═══ Stored records ═══

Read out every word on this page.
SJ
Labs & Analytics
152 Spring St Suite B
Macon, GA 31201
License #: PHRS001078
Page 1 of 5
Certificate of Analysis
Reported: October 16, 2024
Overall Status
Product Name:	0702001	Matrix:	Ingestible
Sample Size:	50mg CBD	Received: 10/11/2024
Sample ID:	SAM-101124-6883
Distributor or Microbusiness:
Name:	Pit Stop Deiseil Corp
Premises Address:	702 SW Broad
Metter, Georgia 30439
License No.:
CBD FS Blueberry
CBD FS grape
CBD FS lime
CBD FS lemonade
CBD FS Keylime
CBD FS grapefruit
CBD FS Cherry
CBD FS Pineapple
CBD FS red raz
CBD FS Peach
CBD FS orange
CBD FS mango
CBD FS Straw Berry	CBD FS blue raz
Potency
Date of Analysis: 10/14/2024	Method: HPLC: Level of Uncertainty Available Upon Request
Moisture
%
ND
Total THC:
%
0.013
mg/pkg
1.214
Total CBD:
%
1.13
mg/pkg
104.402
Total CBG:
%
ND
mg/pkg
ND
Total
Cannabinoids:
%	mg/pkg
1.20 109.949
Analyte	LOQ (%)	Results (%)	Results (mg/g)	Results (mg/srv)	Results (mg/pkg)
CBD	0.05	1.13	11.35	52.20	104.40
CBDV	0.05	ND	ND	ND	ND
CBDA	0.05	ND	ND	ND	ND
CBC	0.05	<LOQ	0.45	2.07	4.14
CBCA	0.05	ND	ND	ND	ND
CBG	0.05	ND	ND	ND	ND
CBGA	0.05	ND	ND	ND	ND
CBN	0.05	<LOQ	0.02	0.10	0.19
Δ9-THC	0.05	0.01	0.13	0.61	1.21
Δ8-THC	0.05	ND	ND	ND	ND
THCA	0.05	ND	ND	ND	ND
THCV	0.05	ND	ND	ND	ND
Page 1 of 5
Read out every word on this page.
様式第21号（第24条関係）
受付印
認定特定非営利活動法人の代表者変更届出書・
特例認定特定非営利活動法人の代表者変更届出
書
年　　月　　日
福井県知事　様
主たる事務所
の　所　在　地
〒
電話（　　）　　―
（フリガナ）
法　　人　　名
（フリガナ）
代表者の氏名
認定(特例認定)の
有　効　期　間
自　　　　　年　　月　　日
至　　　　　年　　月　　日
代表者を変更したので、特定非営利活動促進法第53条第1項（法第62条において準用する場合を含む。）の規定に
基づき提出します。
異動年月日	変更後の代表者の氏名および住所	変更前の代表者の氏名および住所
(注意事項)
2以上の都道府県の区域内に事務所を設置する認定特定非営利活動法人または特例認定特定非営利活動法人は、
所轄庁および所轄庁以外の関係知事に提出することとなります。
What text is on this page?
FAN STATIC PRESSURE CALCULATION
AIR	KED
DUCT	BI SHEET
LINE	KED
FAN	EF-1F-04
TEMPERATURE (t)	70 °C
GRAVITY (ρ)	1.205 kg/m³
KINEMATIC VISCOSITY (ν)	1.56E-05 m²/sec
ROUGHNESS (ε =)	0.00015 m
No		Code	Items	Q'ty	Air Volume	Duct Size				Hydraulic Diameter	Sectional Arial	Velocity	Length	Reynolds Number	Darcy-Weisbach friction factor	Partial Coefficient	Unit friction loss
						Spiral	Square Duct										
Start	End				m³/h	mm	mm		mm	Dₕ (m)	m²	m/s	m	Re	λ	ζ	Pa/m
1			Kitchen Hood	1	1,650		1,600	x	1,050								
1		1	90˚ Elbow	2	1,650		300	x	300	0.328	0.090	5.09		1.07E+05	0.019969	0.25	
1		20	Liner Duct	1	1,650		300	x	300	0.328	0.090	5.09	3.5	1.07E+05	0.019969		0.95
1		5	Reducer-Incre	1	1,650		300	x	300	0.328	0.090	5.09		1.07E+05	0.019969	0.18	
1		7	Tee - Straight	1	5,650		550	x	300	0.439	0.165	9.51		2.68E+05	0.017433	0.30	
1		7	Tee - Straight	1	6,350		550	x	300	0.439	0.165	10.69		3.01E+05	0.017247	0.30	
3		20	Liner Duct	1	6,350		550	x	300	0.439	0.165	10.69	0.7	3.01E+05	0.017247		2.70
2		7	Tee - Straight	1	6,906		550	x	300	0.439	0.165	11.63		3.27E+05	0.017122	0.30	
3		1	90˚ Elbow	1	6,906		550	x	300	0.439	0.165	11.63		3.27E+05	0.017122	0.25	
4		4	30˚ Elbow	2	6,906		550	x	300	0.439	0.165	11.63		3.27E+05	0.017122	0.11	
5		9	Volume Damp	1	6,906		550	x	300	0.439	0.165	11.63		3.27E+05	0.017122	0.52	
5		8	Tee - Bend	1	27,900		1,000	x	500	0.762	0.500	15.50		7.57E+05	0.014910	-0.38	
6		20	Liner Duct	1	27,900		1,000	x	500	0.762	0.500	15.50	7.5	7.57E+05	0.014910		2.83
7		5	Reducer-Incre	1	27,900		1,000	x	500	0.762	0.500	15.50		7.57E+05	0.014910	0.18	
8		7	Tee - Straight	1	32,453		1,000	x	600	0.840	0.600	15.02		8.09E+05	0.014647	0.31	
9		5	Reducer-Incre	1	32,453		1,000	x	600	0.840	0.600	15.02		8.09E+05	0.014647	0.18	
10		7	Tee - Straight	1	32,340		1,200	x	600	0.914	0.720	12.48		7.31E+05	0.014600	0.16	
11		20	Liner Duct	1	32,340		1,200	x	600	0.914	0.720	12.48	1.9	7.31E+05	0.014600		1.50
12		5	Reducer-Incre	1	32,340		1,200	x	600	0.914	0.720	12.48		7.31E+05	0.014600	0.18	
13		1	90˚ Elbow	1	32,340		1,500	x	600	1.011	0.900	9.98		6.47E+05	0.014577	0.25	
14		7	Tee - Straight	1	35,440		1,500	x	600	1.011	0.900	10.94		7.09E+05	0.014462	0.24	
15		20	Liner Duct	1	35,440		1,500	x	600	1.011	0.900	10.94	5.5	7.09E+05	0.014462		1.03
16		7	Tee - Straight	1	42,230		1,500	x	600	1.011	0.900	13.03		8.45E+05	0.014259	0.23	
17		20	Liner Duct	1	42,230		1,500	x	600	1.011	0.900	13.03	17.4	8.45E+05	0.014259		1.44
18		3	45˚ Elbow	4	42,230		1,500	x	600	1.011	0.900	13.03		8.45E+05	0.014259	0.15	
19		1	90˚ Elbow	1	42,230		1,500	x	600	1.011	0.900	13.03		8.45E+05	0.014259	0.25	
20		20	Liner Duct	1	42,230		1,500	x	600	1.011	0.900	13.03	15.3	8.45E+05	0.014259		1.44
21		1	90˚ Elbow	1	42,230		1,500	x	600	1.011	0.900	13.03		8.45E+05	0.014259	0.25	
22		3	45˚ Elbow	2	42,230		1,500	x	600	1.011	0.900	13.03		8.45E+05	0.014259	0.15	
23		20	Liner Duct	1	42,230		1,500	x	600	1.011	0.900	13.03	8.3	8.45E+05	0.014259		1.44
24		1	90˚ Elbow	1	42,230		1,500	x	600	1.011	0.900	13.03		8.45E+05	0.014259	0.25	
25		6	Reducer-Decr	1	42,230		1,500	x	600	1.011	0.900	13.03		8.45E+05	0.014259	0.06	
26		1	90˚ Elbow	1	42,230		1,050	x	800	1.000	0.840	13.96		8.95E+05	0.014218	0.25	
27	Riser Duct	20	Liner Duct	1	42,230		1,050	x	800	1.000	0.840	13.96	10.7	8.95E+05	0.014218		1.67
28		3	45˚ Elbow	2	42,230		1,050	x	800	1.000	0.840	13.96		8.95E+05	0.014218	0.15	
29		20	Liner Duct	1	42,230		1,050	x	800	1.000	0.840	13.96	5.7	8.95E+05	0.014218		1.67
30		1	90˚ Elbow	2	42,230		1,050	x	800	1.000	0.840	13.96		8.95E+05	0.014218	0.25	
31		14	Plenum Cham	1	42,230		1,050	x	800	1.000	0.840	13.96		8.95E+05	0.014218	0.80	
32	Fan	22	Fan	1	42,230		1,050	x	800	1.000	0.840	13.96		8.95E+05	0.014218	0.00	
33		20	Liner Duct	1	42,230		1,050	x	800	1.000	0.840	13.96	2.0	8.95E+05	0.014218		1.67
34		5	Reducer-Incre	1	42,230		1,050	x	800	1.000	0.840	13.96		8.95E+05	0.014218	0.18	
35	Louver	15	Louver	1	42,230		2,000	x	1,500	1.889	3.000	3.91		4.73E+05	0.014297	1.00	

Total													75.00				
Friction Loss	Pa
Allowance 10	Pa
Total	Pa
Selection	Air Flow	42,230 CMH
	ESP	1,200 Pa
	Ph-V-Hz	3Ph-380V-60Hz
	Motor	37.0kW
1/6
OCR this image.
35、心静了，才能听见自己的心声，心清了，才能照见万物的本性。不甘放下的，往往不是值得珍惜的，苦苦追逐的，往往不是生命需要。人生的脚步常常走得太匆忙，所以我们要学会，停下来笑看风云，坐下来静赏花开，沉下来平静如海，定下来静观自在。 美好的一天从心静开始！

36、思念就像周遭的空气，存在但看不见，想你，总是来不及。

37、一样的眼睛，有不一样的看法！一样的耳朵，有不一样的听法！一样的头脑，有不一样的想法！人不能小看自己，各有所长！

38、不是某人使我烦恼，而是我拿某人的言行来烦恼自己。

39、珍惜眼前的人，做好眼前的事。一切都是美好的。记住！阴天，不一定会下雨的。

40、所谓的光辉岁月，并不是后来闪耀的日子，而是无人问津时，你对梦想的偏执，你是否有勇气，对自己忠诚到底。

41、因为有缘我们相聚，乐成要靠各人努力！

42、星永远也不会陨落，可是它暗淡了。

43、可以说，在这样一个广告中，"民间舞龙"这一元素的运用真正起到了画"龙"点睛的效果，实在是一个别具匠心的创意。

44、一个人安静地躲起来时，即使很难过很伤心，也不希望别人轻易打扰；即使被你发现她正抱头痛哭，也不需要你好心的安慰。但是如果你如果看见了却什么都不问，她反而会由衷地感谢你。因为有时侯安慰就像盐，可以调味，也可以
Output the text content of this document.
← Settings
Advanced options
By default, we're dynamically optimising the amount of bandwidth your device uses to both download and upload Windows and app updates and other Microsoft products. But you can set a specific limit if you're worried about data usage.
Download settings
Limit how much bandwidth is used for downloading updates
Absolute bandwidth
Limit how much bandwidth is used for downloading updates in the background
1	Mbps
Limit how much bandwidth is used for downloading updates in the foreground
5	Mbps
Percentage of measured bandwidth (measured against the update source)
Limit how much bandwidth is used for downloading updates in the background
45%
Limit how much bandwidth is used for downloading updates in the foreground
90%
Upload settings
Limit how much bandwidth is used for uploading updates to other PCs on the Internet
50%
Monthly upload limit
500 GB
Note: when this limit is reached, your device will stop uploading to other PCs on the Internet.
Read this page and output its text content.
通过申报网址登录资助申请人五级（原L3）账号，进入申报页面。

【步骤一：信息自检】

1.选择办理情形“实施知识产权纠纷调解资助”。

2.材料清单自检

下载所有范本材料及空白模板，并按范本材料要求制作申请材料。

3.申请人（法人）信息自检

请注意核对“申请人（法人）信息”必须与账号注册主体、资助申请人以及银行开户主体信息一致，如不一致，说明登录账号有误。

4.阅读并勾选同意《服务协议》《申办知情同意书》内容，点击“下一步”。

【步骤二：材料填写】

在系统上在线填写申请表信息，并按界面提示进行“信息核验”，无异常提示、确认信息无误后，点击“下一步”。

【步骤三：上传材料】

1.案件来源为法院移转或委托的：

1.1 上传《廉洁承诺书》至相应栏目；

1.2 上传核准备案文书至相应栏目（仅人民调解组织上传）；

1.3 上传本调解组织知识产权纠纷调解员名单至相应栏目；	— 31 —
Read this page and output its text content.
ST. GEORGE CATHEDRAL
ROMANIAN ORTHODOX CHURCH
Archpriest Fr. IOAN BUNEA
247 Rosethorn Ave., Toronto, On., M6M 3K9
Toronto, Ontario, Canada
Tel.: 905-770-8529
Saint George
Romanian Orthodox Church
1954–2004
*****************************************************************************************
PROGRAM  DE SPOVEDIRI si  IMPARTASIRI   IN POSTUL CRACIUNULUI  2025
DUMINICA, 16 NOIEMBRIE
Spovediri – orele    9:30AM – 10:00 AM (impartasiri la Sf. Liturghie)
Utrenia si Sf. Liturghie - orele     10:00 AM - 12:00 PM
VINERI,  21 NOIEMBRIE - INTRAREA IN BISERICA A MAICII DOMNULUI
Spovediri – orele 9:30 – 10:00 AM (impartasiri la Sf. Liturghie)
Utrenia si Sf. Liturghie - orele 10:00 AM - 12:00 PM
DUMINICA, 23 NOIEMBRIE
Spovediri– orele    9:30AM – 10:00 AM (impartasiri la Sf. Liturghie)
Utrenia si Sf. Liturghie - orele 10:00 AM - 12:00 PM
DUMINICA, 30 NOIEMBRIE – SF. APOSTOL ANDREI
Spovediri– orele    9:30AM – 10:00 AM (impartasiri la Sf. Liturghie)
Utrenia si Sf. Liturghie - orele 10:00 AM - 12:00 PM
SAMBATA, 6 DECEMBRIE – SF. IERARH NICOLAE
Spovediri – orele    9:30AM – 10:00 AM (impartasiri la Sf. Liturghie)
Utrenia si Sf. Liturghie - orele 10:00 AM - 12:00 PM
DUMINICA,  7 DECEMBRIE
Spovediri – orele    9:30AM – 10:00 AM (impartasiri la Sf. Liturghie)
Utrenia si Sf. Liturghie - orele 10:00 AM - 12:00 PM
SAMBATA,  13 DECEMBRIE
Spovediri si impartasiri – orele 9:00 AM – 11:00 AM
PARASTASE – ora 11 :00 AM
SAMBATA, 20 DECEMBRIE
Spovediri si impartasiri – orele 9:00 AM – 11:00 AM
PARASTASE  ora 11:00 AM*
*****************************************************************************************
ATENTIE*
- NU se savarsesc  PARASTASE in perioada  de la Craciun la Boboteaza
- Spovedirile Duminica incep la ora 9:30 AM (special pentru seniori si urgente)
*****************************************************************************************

═══

▶ [Your objective]: Count how many lines of the data include the word "uploading". Your reply should be that number alone.

▶ [Response]: 2